== Source records ==
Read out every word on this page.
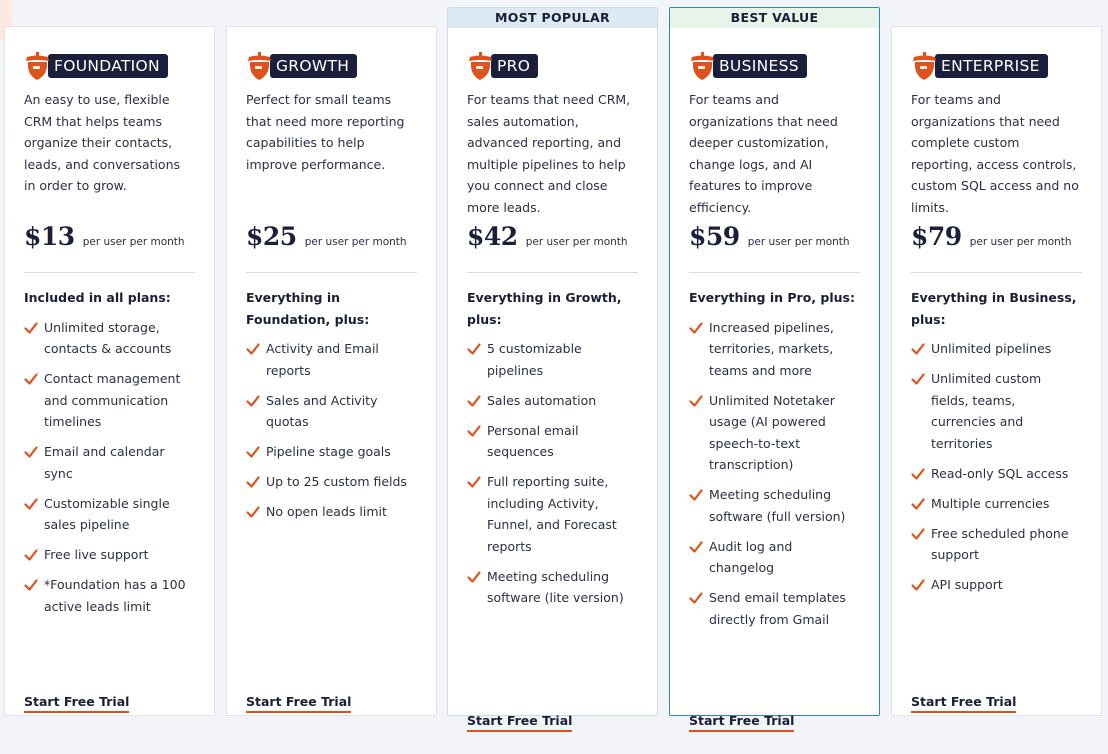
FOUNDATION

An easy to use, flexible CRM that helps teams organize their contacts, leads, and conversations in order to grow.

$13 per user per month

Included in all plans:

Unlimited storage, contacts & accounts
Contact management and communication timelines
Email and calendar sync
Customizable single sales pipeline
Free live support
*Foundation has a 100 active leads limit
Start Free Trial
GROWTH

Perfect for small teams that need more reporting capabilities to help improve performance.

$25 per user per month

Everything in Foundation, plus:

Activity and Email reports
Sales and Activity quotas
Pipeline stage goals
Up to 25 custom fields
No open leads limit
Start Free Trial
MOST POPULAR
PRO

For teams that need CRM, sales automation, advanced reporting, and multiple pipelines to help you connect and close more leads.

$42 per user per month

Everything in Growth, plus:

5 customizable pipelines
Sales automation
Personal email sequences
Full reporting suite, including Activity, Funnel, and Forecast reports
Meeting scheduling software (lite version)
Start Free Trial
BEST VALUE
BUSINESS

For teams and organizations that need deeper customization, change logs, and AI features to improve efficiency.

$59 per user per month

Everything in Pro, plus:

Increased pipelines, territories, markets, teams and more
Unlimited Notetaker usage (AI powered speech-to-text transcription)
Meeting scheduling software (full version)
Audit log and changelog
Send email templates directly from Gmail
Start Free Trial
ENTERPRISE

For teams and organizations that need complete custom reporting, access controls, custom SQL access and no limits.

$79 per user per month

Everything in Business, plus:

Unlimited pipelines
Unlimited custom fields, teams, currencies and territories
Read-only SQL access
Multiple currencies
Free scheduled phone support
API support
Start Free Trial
===
== Source records ==
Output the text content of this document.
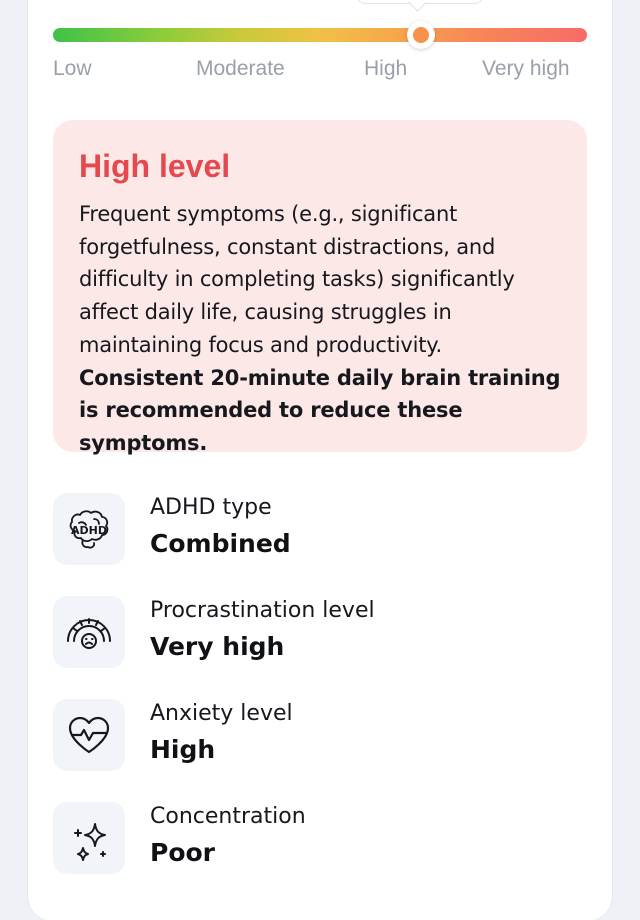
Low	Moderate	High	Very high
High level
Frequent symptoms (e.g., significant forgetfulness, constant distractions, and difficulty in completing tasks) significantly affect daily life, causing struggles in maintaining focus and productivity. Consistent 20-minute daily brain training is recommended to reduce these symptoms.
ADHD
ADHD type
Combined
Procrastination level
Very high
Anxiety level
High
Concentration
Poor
===
== Source records ==
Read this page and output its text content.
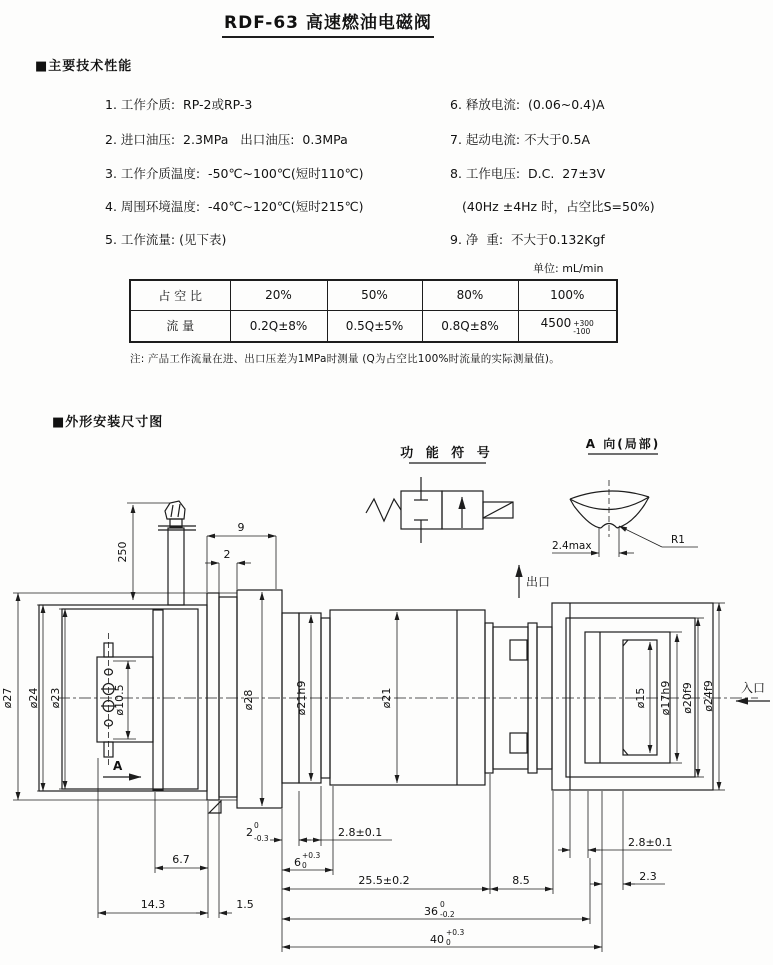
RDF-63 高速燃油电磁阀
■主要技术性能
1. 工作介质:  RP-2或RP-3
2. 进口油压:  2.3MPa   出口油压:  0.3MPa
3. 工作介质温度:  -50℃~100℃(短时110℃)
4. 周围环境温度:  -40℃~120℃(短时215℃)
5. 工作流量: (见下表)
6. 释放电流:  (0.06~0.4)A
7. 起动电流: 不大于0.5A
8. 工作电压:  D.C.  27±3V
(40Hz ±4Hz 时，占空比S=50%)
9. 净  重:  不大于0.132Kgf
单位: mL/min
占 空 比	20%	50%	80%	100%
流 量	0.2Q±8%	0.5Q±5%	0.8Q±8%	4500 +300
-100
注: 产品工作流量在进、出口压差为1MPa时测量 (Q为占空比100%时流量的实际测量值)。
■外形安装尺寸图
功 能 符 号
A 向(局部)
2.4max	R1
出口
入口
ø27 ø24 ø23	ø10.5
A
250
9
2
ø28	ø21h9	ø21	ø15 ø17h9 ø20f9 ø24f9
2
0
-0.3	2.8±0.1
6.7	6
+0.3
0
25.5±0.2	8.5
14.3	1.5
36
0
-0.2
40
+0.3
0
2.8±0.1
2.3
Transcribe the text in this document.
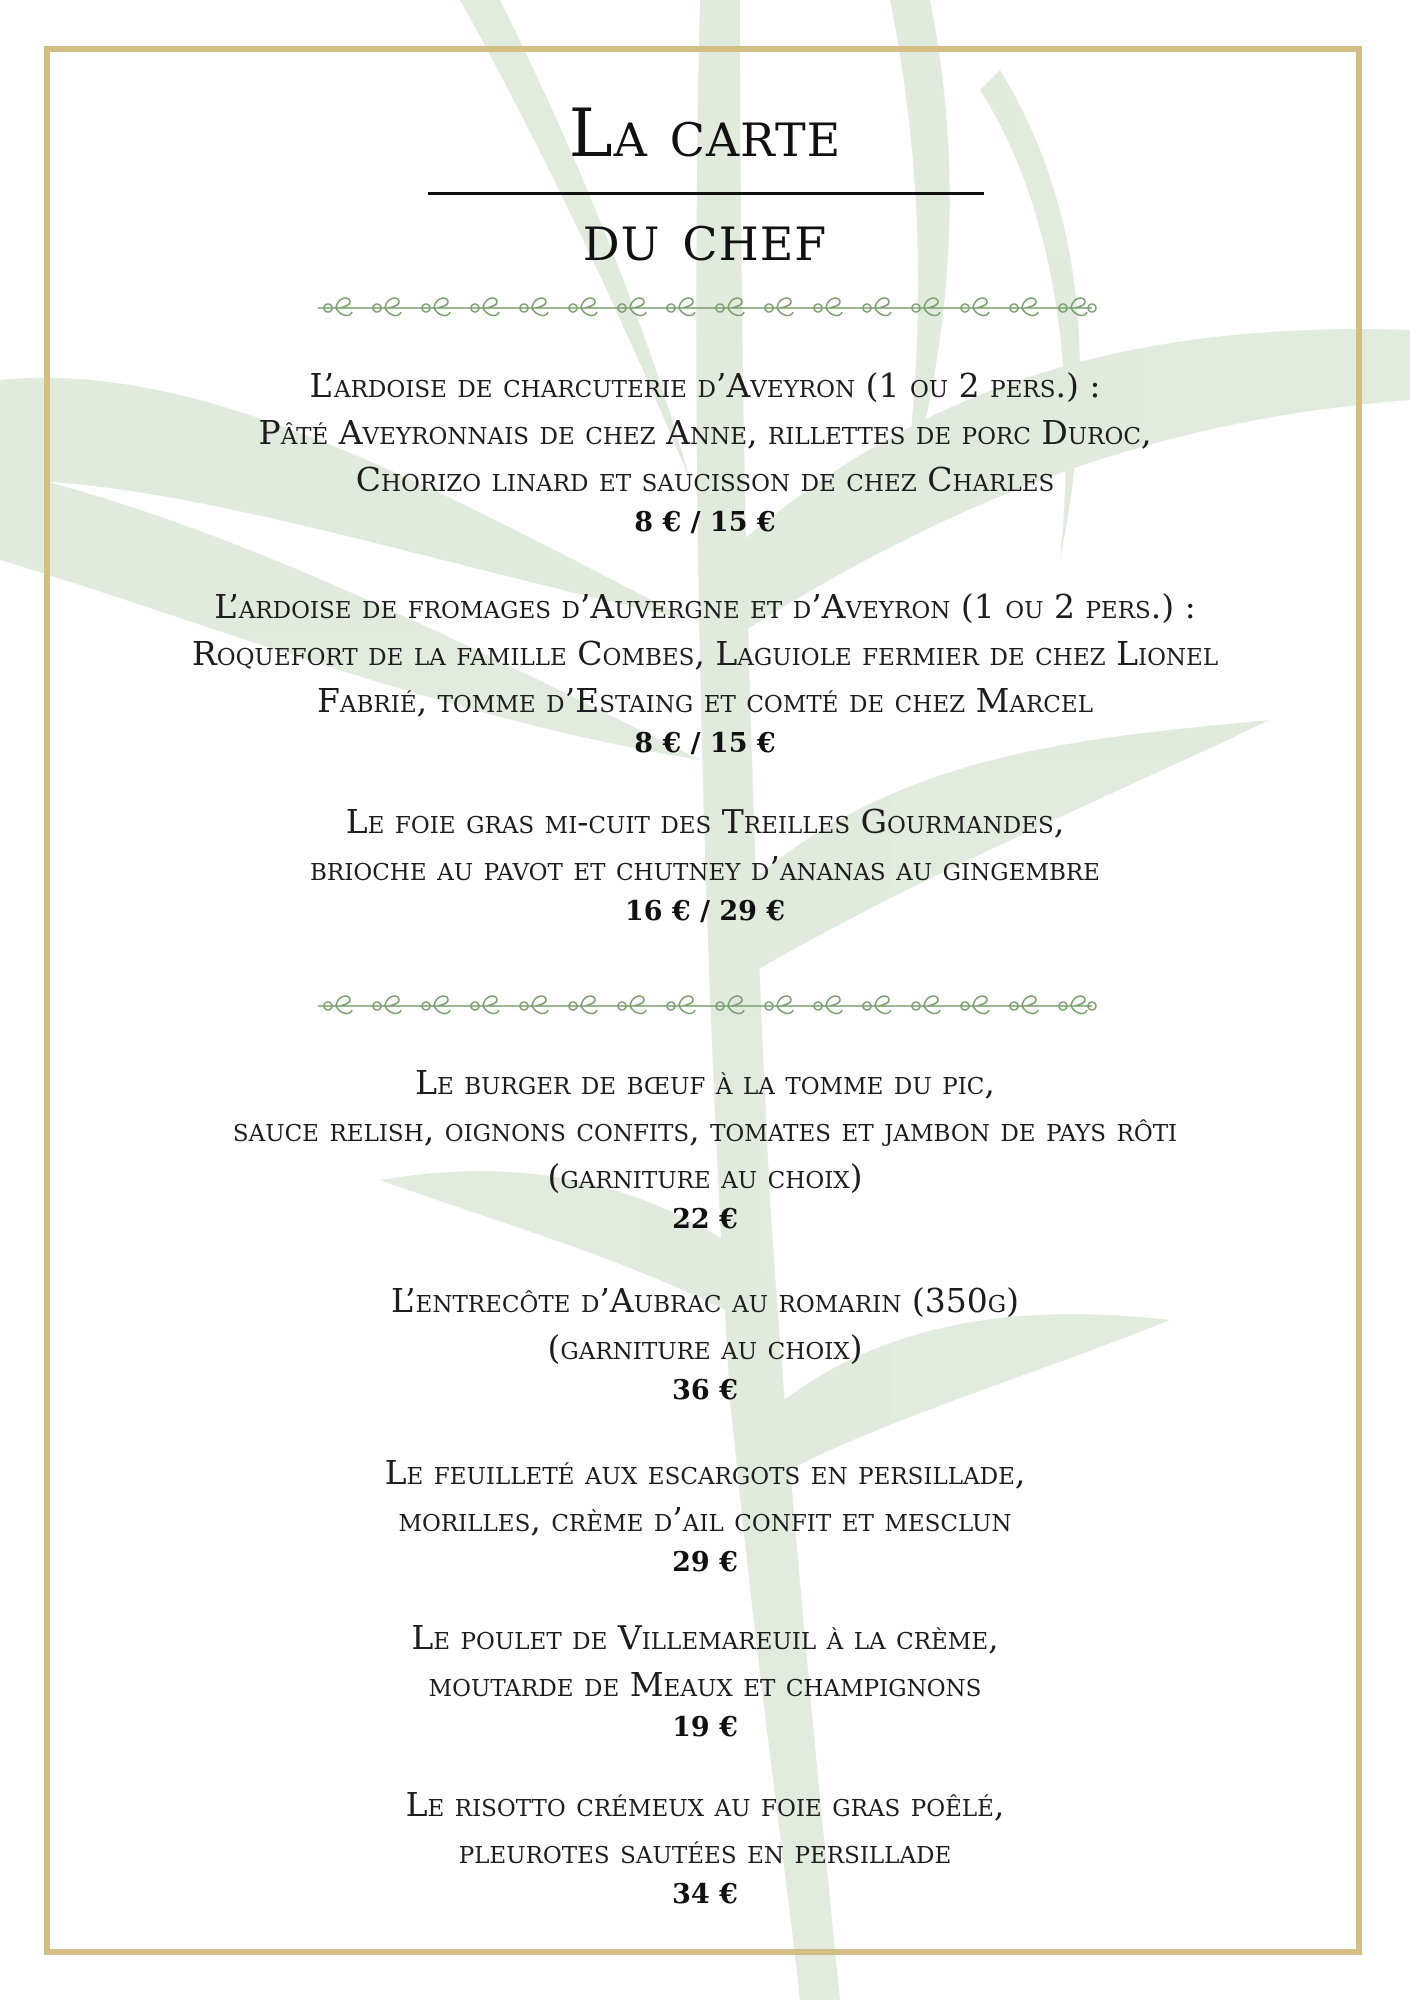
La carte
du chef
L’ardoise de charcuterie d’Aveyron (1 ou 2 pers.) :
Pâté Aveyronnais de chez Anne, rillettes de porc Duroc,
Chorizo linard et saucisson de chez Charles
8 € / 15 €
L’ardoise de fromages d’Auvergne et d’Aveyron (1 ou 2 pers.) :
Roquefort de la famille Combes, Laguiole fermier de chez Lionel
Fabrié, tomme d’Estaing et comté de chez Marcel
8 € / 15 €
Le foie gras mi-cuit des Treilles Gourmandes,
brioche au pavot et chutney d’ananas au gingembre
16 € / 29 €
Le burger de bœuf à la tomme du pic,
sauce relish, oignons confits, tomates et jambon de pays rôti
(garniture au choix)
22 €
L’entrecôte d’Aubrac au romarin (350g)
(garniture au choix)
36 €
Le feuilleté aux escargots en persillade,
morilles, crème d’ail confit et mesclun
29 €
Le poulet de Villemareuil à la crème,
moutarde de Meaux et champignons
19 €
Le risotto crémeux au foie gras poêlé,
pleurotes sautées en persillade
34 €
===
Find the word "more" and list each line it appears in.

Perfect for small teams that need more reporting capabilities to help improve performance.
For teams that need CRM, sales automation, advanced reporting, and multiple pipelines to help you connect and close more leads.
Increased pipelines, territories, markets, teams and more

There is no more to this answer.